(Dataset records)
● ● ● ● ● ● ●

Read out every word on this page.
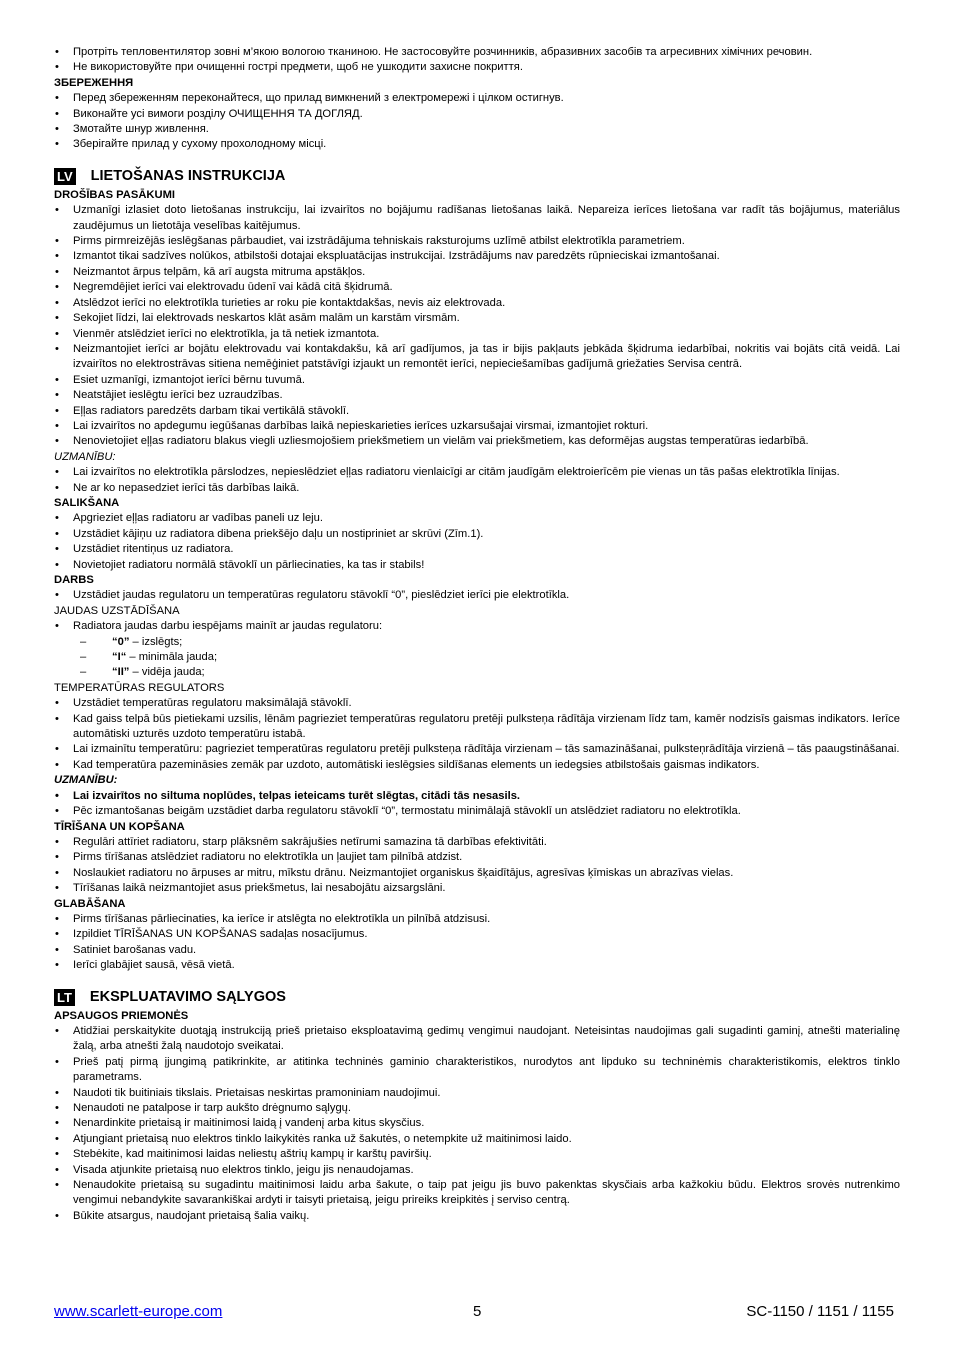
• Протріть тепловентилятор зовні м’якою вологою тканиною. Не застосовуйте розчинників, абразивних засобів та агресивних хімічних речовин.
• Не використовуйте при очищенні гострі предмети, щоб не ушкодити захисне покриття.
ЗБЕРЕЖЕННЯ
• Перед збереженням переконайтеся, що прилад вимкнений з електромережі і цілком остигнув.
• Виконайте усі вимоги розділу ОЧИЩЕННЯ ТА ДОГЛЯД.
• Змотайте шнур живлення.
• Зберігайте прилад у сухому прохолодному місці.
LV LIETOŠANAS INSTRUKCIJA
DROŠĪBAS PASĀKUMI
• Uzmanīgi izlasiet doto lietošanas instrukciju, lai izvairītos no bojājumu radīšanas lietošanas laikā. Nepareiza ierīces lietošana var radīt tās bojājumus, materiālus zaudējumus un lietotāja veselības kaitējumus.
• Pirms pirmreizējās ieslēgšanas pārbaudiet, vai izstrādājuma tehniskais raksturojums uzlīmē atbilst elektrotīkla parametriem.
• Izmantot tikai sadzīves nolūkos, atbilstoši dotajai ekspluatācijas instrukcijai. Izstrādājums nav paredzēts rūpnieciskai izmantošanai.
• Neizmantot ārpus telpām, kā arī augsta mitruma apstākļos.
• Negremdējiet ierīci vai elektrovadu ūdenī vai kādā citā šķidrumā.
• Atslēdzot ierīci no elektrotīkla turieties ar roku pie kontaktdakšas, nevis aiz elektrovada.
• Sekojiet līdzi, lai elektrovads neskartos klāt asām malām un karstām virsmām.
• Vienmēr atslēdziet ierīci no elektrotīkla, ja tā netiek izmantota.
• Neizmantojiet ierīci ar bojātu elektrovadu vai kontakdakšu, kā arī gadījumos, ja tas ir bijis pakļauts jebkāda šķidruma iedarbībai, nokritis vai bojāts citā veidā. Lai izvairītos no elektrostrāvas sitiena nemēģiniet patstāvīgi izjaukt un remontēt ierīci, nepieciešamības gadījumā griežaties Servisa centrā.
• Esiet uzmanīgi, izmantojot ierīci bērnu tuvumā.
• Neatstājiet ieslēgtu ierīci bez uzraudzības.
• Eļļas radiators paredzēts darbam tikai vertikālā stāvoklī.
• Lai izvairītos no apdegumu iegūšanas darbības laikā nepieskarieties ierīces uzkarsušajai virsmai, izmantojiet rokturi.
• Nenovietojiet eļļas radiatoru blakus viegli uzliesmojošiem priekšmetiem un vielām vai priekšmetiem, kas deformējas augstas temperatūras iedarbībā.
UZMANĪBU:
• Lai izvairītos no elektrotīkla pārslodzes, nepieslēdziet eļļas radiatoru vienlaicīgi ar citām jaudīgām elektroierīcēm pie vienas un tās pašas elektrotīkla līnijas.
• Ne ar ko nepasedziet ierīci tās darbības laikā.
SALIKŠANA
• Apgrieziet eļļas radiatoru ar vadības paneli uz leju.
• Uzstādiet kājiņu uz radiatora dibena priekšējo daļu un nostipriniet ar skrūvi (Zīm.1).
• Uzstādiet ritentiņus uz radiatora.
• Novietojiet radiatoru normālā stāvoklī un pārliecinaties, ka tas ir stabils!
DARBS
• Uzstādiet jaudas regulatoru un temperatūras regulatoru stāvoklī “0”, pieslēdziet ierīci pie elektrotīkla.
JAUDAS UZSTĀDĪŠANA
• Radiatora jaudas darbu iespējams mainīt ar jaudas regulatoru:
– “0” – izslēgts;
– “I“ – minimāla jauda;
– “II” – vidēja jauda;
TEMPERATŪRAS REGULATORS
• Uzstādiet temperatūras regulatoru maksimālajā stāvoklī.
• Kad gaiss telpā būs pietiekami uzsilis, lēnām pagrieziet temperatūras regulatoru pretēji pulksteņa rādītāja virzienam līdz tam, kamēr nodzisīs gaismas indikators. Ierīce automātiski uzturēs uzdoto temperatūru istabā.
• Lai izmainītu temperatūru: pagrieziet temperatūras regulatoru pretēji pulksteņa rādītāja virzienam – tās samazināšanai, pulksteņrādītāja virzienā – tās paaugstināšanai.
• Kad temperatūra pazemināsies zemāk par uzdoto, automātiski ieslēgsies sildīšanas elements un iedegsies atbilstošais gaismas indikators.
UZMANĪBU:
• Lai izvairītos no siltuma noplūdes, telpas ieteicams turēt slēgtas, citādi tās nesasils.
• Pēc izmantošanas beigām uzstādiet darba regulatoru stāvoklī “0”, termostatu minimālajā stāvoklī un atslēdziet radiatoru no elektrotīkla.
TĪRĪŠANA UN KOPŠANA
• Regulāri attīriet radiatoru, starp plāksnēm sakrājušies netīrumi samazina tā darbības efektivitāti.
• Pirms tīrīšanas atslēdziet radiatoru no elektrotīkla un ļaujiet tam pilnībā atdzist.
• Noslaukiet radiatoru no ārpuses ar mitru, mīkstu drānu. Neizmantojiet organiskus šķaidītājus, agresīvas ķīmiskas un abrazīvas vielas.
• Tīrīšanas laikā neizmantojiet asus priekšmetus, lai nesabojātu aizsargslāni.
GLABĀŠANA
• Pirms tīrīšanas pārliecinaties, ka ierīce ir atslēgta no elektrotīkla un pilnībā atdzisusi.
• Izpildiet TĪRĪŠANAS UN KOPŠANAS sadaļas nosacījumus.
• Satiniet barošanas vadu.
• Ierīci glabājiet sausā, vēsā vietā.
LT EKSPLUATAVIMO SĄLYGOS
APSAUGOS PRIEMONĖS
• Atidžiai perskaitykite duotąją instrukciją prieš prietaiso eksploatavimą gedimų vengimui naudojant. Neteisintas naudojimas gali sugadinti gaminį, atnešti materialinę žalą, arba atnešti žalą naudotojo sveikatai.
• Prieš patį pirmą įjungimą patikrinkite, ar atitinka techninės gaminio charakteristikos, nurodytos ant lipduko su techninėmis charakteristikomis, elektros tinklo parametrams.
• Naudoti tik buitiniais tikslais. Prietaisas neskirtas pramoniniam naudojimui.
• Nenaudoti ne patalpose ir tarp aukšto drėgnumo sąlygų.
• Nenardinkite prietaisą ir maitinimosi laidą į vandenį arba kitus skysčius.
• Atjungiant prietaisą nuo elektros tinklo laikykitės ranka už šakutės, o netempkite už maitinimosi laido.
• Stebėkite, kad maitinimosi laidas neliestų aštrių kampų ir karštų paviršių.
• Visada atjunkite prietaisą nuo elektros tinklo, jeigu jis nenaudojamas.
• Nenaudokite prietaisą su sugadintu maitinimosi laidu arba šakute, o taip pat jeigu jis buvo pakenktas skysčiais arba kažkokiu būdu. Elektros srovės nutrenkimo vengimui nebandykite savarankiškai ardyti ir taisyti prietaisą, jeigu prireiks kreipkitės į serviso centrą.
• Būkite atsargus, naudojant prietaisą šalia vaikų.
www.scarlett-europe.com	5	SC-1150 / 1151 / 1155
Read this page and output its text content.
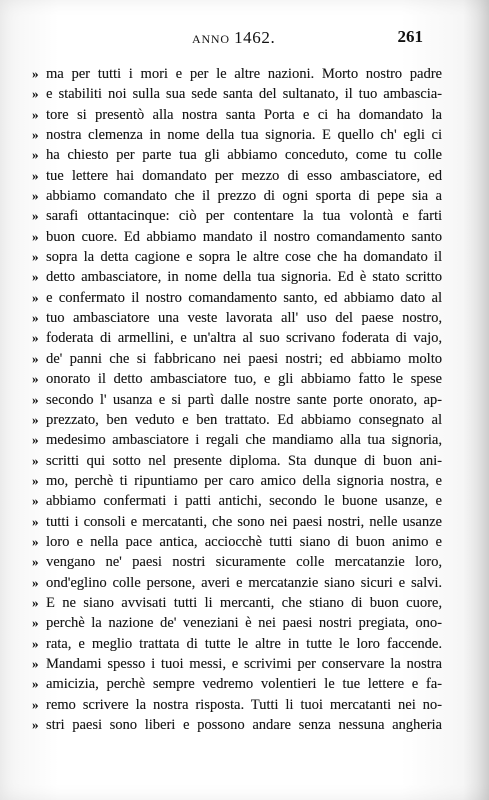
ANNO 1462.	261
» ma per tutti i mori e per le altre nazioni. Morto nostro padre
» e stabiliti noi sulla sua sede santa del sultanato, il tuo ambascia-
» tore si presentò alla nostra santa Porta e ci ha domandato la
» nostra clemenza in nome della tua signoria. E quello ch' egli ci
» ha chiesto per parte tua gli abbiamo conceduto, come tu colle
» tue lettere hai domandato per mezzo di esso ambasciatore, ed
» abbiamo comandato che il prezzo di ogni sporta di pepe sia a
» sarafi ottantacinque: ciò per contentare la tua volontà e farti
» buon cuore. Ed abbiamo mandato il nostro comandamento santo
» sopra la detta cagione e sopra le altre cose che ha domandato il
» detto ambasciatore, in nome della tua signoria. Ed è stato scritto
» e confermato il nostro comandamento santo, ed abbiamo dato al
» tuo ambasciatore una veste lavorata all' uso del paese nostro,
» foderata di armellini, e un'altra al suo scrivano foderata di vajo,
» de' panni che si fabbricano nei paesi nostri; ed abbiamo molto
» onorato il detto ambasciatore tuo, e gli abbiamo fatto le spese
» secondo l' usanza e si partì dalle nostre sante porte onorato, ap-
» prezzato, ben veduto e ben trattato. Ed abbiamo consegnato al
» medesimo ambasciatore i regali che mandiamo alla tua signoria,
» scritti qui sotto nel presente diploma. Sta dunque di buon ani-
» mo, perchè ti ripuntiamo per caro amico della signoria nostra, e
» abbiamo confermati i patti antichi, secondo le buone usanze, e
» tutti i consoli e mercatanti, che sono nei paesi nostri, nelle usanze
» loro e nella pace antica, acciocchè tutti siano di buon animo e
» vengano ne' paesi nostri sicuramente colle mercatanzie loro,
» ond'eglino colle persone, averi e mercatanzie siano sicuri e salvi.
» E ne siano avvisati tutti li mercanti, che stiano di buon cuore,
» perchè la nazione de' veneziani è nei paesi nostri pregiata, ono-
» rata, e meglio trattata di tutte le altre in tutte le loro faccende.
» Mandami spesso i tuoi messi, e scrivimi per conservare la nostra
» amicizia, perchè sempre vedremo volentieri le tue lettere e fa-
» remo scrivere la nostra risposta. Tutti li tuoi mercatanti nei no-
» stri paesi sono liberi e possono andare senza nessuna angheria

● ● ● ● ● ● ●

» WORK TO BE COMPLETED
Using the material above, copy every line in which the string "vengimui" occurs.

» SOLUTION TO THIS PROBLEM
• Atidžiai perskaitykite duotąją instrukciją prieš prietaiso eksploatavimą gedimų vengimui naudojant. Neteisintas naudojimas gali sugadinti gaminį, atnešti materialinę žalą, arba atnešti žalą naudotojo sveikatai.
• Nenaudokite prietaisą su sugadintu maitinimosi laidu arba šakute, o taip pat jeigu jis buvo pakenktas skysčiais arba kažkokiu būdu. Elektros srovės nutrenkimo vengimui nebandykite savarankiškai ardyti ir taisyti prietaisą, jeigu prireiks kreipkitės į serviso centrą.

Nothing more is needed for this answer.